Data items
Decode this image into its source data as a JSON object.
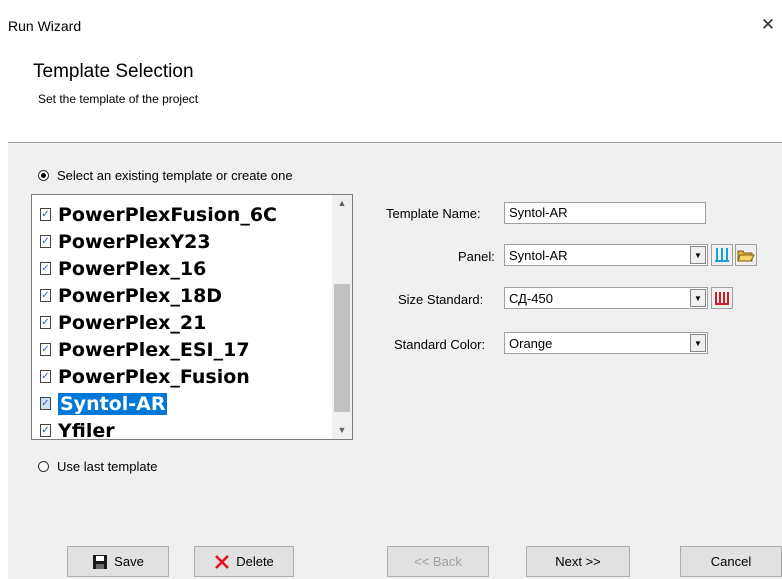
{
  "window": {
    "title": "Run Wizard",
    "close_glyph": "✕"
  },
  "header": {
    "title": "Template Selection",
    "subtitle": "Set the template of the project"
  },
  "options": {
    "existing_label": "Select an existing template or create one",
    "last_label": "Use last template",
    "selected": "existing"
  },
  "templates": {
    "items": [
      "PowerPlexFusion_6C",
      "PowerPlexY23",
      "PowerPlex_16",
      "PowerPlex_18D",
      "PowerPlex_21",
      "PowerPlex_ESI_17",
      "PowerPlex_Fusion",
      "Syntol-AR",
      "Yfiler"
    ],
    "selected_index": 7
  },
  "form": {
    "template_name": {
      "label": "Template Name:",
      "value": "Syntol-AR"
    },
    "panel": {
      "label": "Panel:",
      "value": "Syntol-AR"
    },
    "size_standard": {
      "label": "Size Standard:",
      "value": "СД-450"
    },
    "standard_color": {
      "label": "Standard Color:",
      "value": "Orange"
    }
  },
  "buttons": {
    "save": "Save",
    "delete": "Delete",
    "back": "<< Back",
    "next": "Next >>",
    "cancel": "Cancel"
  },
  "colors": {
    "selection": "#0078d7",
    "delete_icon": "#e81123",
    "panel_bars": "#1a9fd6",
    "size_bars": "#d11a2a",
    "folder": "#e8b73a"
  }
}
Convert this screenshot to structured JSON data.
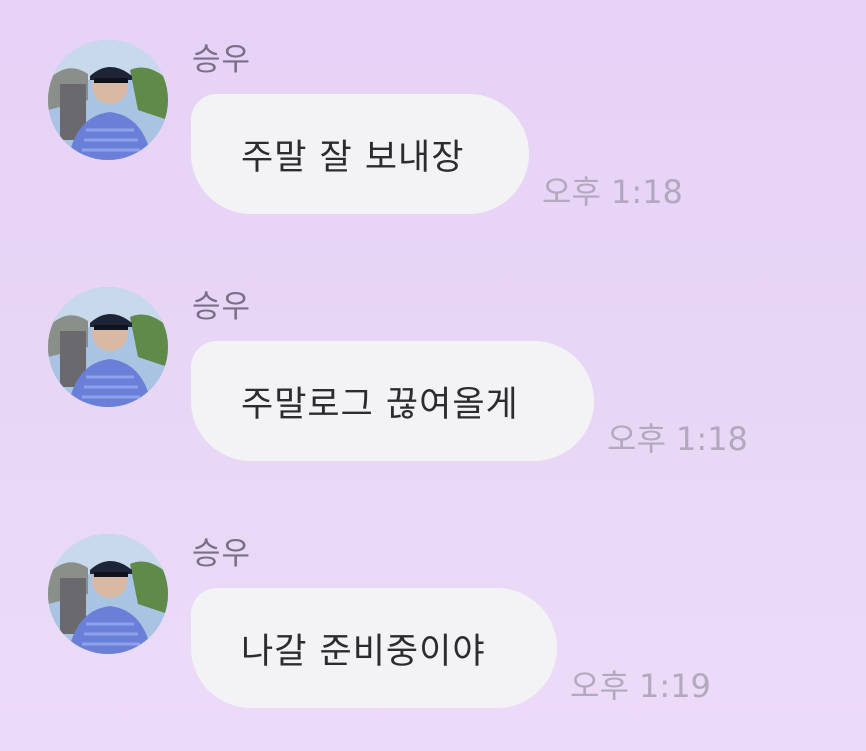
{
  "chat": {
    "messages": [
      {
        "sender": "승우",
        "avatar": "profile-photo",
        "text": "주말 잘 보내장",
        "time": "오후 1:18"
      },
      {
        "sender": "승우",
        "avatar": "profile-photo",
        "text": "주말로그 끊여올게",
        "time": "오후 1:18"
      },
      {
        "sender": "승우",
        "avatar": "profile-photo",
        "text": "나갈 준비중이야",
        "time": "오후 1:19"
      }
    ]
  },
  "colors": {
    "background": "#e8d6f6",
    "bubble": "#f3f3f6",
    "bubble_text": "#2b2b30",
    "sender_text": "#7a6f86",
    "time_text": "#b3a9bf"
  }
}
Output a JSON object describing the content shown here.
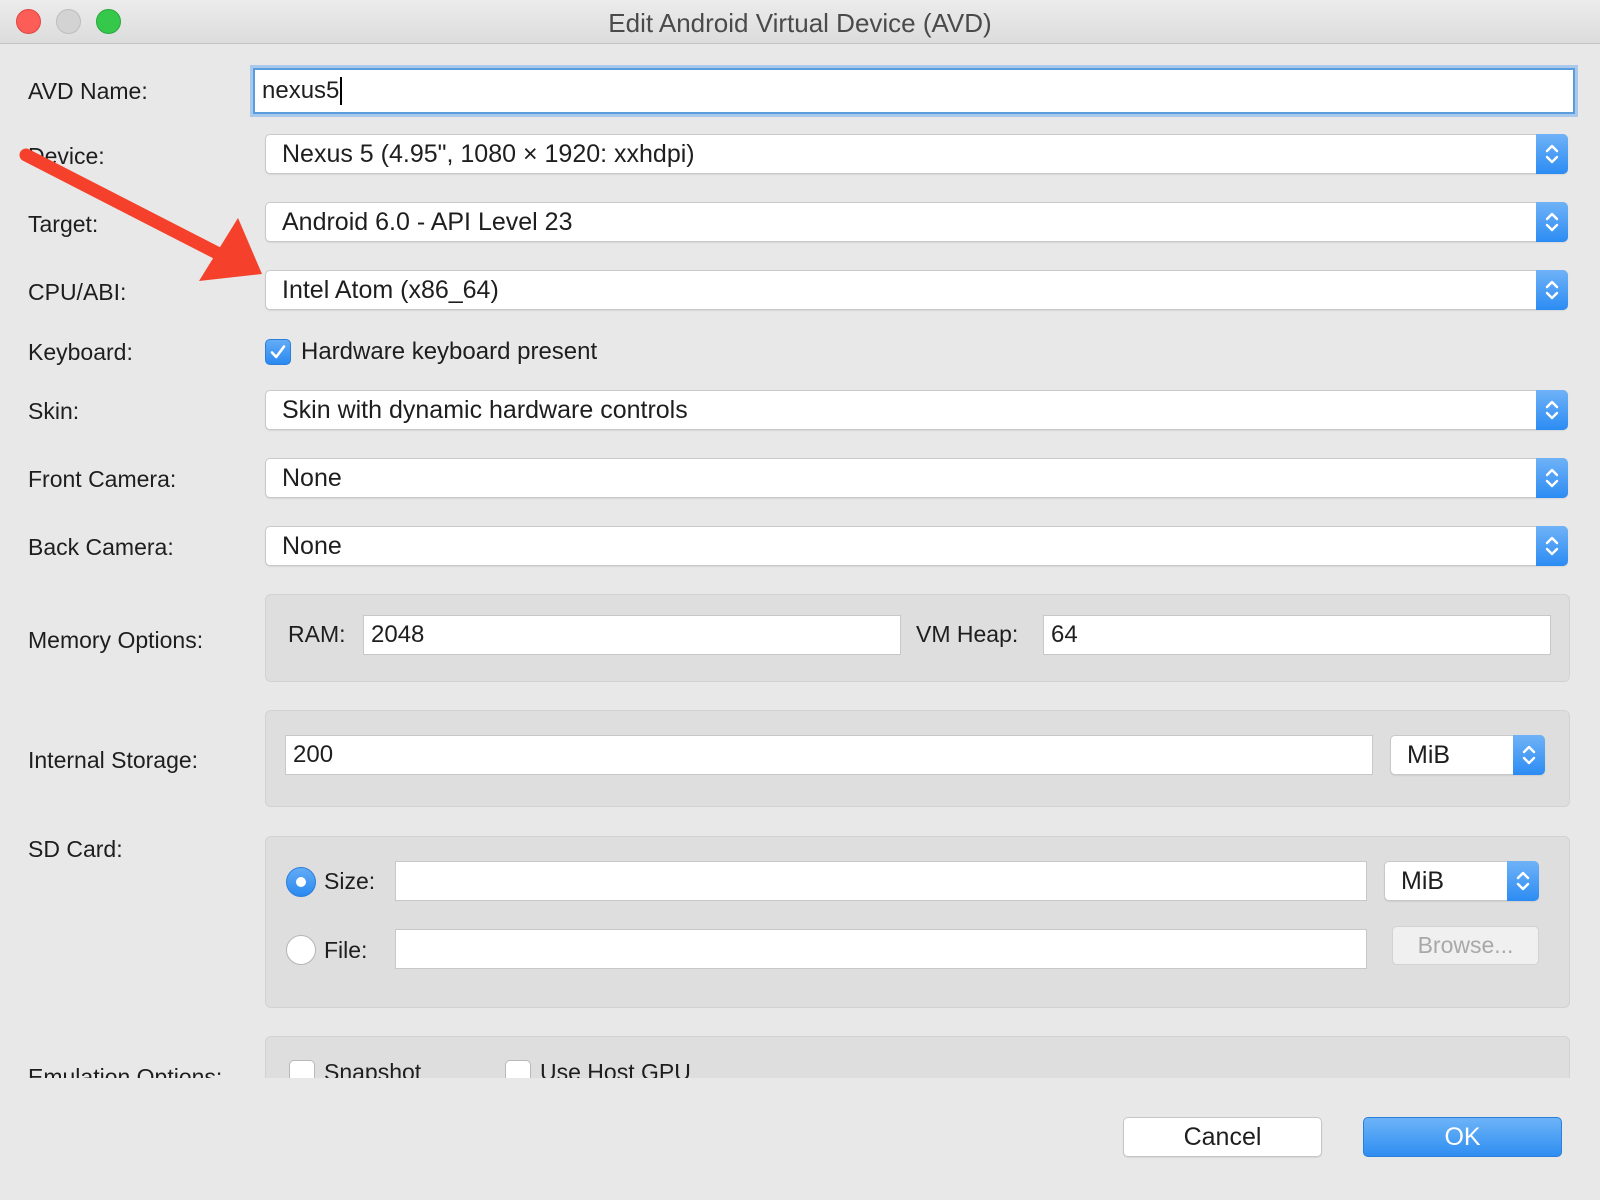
{
  "window": {
    "title": "Edit Android Virtual Device (AVD)"
  },
  "form": {
    "avd_name": {
      "label": "AVD Name:",
      "value": "nexus5"
    },
    "device": {
      "label": "Device:",
      "value": "Nexus 5 (4.95\", 1080 × 1920: xxhdpi)"
    },
    "target": {
      "label": "Target:",
      "value": "Android 6.0 - API Level 23"
    },
    "cpu_abi": {
      "label": "CPU/ABI:",
      "value": "Intel Atom (x86_64)"
    },
    "keyboard": {
      "label": "Keyboard:",
      "checkbox_label": "Hardware keyboard present",
      "checked": true
    },
    "skin": {
      "label": "Skin:",
      "value": "Skin with dynamic hardware controls"
    },
    "front_camera": {
      "label": "Front Camera:",
      "value": "None"
    },
    "back_camera": {
      "label": "Back Camera:",
      "value": "None"
    },
    "memory": {
      "label": "Memory Options:",
      "ram_label": "RAM:",
      "ram_value": "2048",
      "vm_heap_label": "VM Heap:",
      "vm_heap_value": "64"
    },
    "internal_storage": {
      "label": "Internal Storage:",
      "value": "200",
      "unit": "MiB"
    },
    "sd_card": {
      "label": "SD Card:",
      "size_label": "Size:",
      "size_value": "",
      "size_unit": "MiB",
      "size_selected": true,
      "file_label": "File:",
      "file_value": "",
      "browse_label": "Browse..."
    },
    "emulation": {
      "label": "Emulation Options:",
      "snapshot_label": "Snapshot",
      "snapshot_checked": false,
      "host_gpu_label": "Use Host GPU",
      "host_gpu_checked": false
    }
  },
  "buttons": {
    "cancel": "Cancel",
    "ok": "OK"
  },
  "colors": {
    "accent": "#2c8cf3",
    "annotation_arrow": "#f5412b"
  },
  "icons": {
    "popup_stepper": "up-down-chevron-icon",
    "checkmark": "checkmark-icon",
    "annotation": "red-arrow-annotation"
  }
}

Exercise goal: Please copy exactly the lines from the one containing "Output a JSON" through the last line of the records above, both included, and leave out any pictures.

Exercise solution:
Output a JSON object describing the content shown here.
{
  "window": {
    "title": "Edit Android Virtual Device (AVD)"
  },
  "form": {
    "avd_name": {
      "label": "AVD Name:",
      "value": "nexus5"
    },
    "device": {
      "label": "Device:",
      "value": "Nexus 5 (4.95\", 1080 × 1920: xxhdpi)"
    },
    "target": {
      "label": "Target:",
      "value": "Android 6.0 - API Level 23"
    },
    "cpu_abi": {
      "label": "CPU/ABI:",
      "value": "Intel Atom (x86_64)"
    },
    "keyboard": {
      "label": "Keyboard:",
      "checkbox_label": "Hardware keyboard present",
      "checked": true
    },
    "skin": {
      "label": "Skin:",
      "value": "Skin with dynamic hardware controls"
    },
    "front_camera": {
      "label": "Front Camera:",
      "value": "None"
    },
    "back_camera": {
      "label": "Back Camera:",
      "value": "None"
    },
    "memory": {
      "label": "Memory Options:",
      "ram_label": "RAM:",
      "ram_value": "2048",
      "vm_heap_label": "VM Heap:",
      "vm_heap_value": "64"
    },
    "internal_storage": {
      "label": "Internal Storage:",
      "value": "200",
      "unit": "MiB"
    },
    "sd_card": {
      "label": "SD Card:",
      "size_label": "Size:",
      "size_value": "",
      "size_unit": "MiB",
      "size_selected": true,
      "file_label": "File:",
      "file_value": "",
      "browse_label": "Browse..."
    },
    "emulation": {
      "label": "Emulation Options:",
      "snapshot_label": "Snapshot",
      "snapshot_checked": false,
      "host_gpu_label": "Use Host GPU",
      "host_gpu_checked": false
    }
  },
  "buttons": {
    "cancel": "Cancel",
    "ok": "OK"
  },
  "colors": {
    "accent": "#2c8cf3",
    "annotation_arrow": "#f5412b"
  },
  "icons": {
    "popup_stepper": "up-down-chevron-icon",
    "checkmark": "checkmark-icon",
    "annotation": "red-arrow-annotation"
  }
}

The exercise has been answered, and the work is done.